:: Set exercise ::
Give the number of lines in the listing below that include the word "this", with nothing more.

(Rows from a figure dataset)
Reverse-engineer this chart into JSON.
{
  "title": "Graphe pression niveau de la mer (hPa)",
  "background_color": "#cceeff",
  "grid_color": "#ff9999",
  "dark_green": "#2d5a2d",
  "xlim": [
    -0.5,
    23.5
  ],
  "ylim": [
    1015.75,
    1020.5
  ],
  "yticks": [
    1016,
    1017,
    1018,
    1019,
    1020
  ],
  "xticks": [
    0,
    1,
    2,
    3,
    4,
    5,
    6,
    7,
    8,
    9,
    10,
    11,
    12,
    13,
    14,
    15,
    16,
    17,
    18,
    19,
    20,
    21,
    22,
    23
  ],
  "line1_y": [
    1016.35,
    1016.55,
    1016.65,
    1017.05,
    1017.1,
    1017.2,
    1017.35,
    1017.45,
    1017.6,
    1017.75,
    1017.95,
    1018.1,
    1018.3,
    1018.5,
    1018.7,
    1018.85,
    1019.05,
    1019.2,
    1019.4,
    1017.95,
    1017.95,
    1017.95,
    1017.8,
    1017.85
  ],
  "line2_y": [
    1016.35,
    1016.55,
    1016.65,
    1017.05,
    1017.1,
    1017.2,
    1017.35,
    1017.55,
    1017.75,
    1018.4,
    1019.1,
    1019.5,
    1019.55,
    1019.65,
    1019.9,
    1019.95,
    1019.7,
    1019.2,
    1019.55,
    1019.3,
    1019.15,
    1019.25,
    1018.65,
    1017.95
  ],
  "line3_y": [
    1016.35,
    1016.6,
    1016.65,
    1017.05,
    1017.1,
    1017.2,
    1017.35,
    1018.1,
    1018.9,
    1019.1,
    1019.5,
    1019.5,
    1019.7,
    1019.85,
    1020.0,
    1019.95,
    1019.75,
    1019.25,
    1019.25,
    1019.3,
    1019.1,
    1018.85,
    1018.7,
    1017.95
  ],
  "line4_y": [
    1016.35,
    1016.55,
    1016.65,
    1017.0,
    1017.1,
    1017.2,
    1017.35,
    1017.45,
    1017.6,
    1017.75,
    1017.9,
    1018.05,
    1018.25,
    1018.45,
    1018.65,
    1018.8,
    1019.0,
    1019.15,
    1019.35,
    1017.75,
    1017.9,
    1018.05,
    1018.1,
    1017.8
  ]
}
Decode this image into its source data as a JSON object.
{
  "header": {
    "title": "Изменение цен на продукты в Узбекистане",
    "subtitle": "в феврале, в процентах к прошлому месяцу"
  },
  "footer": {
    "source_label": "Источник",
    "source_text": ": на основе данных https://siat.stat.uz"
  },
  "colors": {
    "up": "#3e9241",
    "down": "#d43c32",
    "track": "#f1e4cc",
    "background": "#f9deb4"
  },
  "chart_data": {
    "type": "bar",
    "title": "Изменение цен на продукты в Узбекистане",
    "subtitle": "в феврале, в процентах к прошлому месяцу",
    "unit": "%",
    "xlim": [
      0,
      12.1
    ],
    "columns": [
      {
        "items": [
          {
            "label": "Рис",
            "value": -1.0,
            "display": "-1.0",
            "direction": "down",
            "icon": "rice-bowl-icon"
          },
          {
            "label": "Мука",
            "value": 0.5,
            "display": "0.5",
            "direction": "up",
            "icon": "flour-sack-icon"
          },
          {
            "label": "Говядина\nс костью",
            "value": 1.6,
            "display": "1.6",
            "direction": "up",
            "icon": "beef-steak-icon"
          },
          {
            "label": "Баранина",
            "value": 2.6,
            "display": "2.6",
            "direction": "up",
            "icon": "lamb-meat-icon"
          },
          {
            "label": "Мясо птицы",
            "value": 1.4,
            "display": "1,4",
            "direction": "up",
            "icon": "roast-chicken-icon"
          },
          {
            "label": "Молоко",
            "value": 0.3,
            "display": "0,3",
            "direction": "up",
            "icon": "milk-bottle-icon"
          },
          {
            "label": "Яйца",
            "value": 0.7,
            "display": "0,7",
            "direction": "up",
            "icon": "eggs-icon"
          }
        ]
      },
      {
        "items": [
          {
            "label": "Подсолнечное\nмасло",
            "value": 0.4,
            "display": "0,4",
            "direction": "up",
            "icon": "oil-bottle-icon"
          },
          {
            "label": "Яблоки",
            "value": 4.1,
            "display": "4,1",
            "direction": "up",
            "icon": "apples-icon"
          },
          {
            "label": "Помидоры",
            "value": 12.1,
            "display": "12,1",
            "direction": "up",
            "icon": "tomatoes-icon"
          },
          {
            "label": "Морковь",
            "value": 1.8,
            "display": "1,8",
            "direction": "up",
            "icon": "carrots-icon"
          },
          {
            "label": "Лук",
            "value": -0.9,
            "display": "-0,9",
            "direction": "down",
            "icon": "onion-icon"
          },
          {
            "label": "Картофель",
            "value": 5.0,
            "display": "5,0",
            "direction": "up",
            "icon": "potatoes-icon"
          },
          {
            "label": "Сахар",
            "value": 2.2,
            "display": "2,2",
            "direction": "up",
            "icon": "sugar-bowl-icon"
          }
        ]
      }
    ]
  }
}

:: Answer to the task ::
2